## TASK OBJECTIVE
Return the lines where the word "replies" occurs.

## PROVIDED DATA
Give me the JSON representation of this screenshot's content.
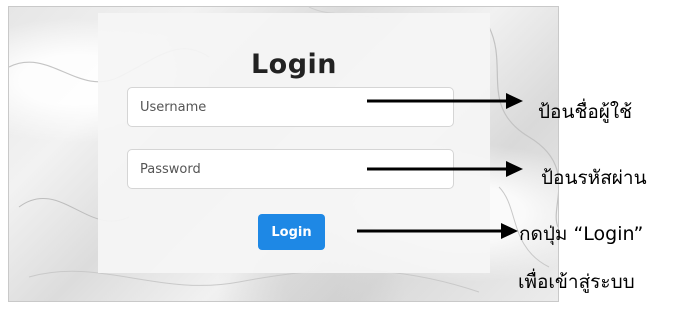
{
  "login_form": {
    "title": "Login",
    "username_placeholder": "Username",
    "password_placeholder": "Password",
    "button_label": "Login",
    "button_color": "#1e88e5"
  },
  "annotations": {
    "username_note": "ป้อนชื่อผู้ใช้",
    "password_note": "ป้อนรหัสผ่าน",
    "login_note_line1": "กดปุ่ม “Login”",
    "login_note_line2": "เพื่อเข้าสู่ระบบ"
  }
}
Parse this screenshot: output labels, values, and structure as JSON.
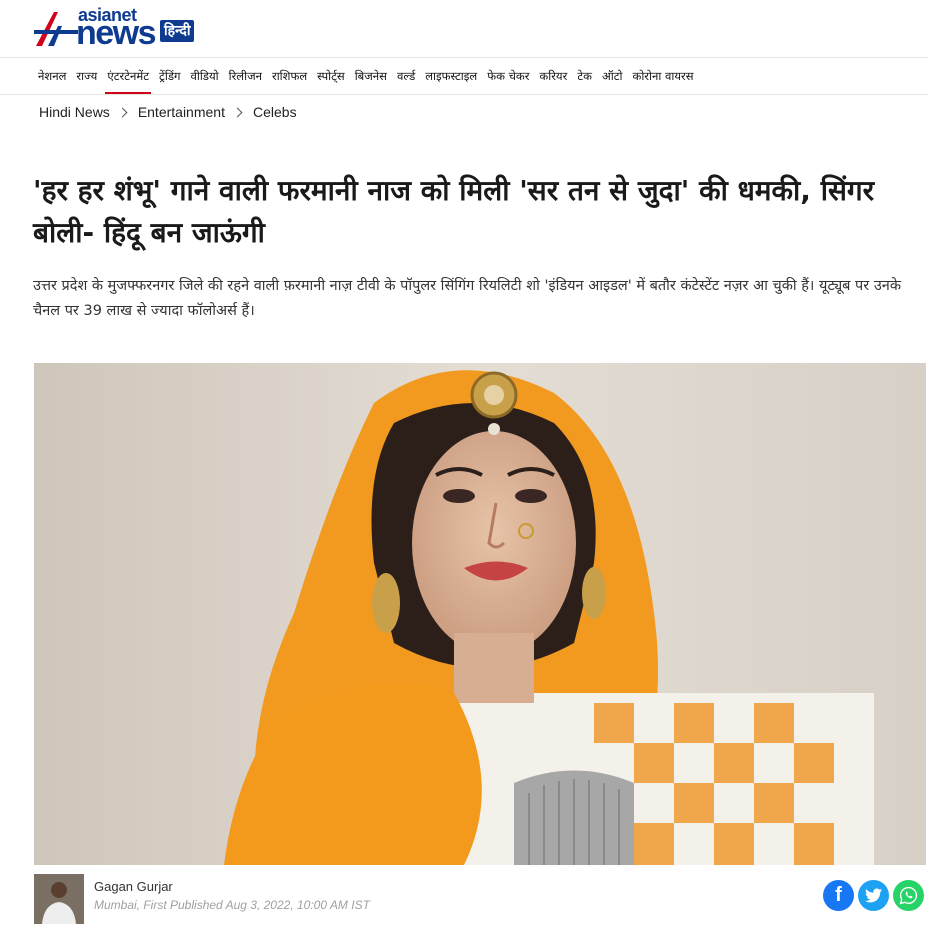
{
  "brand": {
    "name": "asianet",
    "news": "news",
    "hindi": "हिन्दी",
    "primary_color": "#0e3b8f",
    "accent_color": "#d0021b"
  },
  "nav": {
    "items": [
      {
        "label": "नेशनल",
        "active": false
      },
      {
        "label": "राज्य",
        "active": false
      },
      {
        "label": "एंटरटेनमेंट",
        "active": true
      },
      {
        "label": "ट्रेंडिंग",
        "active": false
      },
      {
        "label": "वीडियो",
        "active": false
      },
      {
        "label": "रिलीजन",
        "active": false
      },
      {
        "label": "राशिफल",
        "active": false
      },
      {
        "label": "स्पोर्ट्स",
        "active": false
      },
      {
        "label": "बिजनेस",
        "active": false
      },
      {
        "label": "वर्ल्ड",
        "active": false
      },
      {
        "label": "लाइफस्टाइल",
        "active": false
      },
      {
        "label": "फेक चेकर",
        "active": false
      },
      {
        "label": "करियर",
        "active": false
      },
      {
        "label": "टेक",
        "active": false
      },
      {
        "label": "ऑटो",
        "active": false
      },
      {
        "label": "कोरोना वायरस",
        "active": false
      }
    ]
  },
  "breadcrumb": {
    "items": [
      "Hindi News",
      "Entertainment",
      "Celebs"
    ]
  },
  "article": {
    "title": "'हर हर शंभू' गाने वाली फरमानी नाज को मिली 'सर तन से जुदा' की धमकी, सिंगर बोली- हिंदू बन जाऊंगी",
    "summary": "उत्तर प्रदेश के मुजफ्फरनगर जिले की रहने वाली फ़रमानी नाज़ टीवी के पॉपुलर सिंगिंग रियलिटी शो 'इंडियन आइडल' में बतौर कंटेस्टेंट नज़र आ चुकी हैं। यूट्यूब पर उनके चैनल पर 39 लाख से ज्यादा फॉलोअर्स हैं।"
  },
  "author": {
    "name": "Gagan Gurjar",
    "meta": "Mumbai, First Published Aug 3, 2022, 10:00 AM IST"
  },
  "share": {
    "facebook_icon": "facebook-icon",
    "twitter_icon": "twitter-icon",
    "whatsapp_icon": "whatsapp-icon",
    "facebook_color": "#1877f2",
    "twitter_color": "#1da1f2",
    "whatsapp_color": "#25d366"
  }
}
==
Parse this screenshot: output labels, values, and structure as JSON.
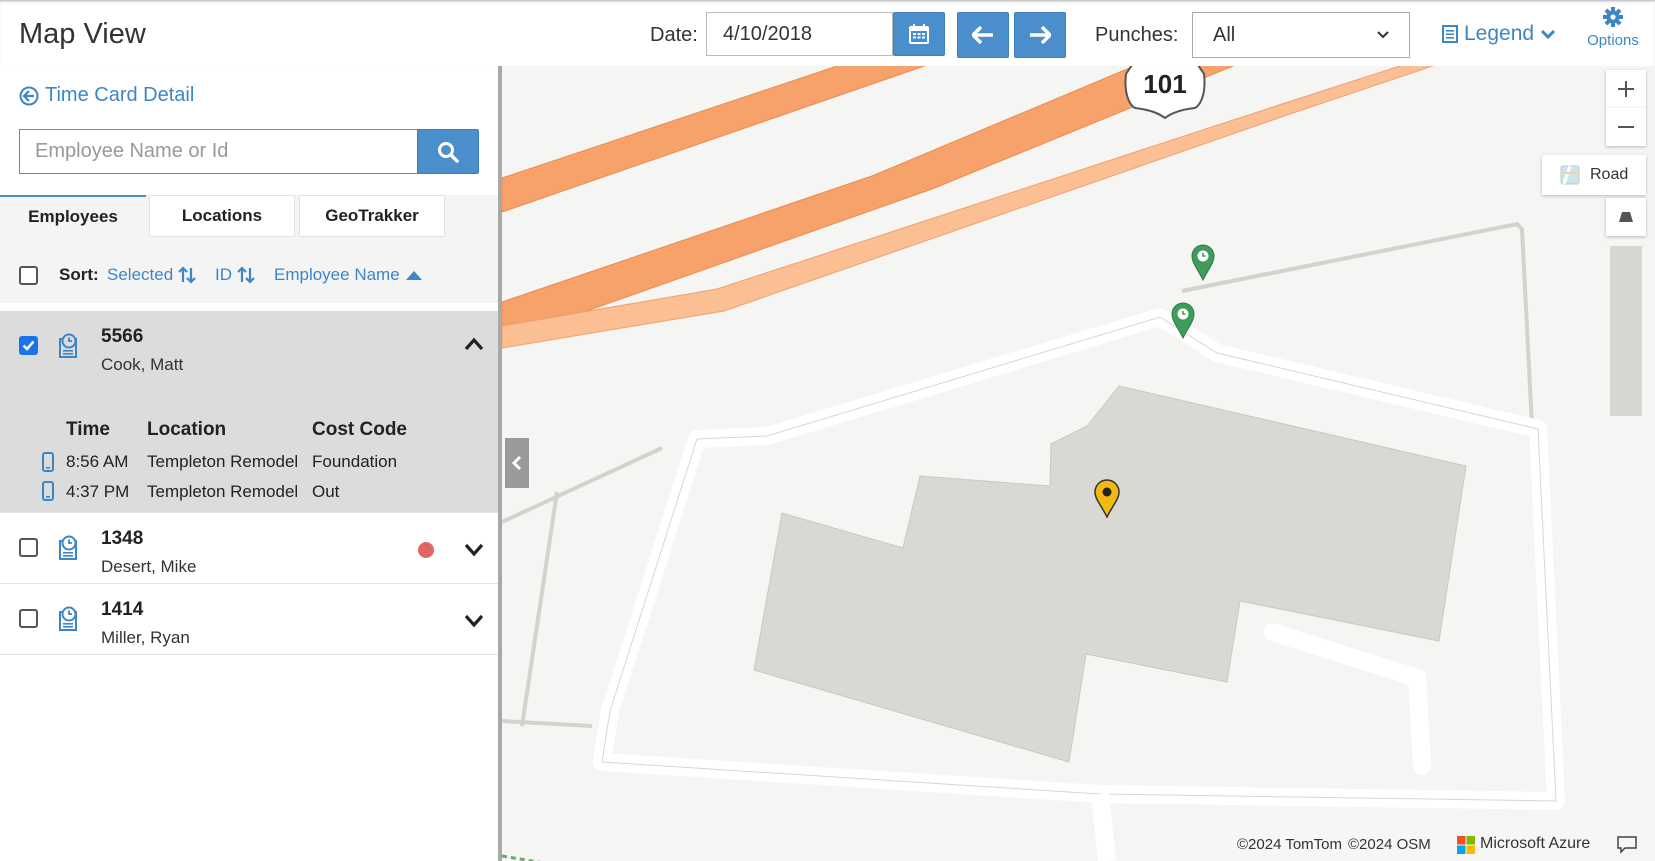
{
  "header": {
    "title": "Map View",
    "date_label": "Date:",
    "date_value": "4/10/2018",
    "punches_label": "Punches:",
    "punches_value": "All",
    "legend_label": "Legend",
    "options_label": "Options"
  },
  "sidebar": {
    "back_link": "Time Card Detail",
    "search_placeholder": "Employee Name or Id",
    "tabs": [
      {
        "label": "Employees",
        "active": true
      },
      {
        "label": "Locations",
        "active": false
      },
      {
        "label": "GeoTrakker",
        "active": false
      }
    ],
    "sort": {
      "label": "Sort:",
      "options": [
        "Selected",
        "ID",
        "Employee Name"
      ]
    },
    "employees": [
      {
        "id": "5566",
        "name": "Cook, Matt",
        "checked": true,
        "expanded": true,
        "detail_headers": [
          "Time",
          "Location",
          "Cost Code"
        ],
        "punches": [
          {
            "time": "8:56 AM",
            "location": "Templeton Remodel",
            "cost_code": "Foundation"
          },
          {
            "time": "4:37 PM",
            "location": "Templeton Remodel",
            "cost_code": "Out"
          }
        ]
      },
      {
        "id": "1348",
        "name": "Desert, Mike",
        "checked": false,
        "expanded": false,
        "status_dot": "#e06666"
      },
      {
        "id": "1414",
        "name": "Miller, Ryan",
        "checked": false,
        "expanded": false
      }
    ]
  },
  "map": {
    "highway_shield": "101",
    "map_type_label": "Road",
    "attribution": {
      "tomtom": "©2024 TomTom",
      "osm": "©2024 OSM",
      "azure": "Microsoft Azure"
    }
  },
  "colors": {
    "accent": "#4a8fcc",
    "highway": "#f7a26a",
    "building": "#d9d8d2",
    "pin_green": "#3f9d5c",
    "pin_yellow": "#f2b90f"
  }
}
==
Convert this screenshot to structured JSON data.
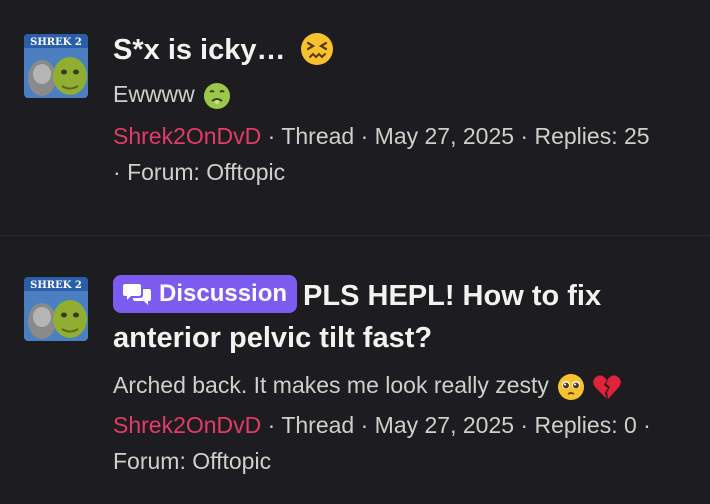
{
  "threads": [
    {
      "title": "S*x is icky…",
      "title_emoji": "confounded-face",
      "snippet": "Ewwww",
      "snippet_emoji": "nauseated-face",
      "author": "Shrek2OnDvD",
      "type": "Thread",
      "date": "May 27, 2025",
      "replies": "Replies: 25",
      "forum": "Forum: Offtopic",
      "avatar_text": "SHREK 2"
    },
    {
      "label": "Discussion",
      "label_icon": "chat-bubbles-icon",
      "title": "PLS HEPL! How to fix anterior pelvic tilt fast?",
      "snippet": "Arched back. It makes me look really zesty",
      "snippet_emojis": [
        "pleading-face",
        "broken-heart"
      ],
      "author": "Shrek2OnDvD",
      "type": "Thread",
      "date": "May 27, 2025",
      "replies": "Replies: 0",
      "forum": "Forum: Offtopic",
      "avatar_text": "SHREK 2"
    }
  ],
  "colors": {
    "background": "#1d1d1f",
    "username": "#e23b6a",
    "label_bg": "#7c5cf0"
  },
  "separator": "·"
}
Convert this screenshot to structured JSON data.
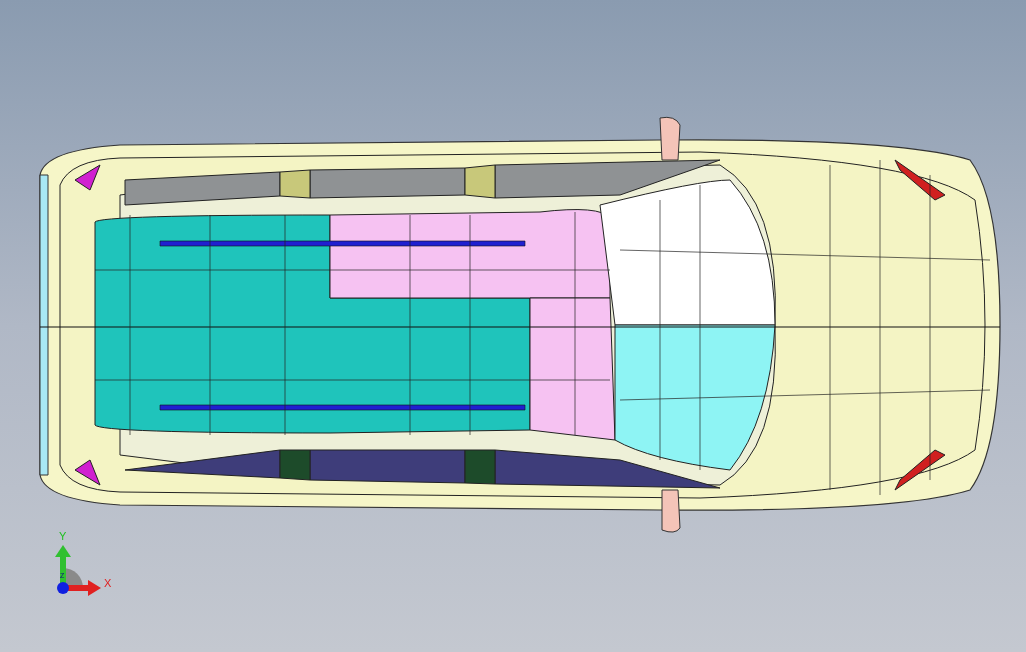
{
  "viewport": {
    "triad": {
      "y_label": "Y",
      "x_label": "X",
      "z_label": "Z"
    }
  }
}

## FULL ANSWER
      "replies": "Replies: 25",
      "replies": "Replies: 0",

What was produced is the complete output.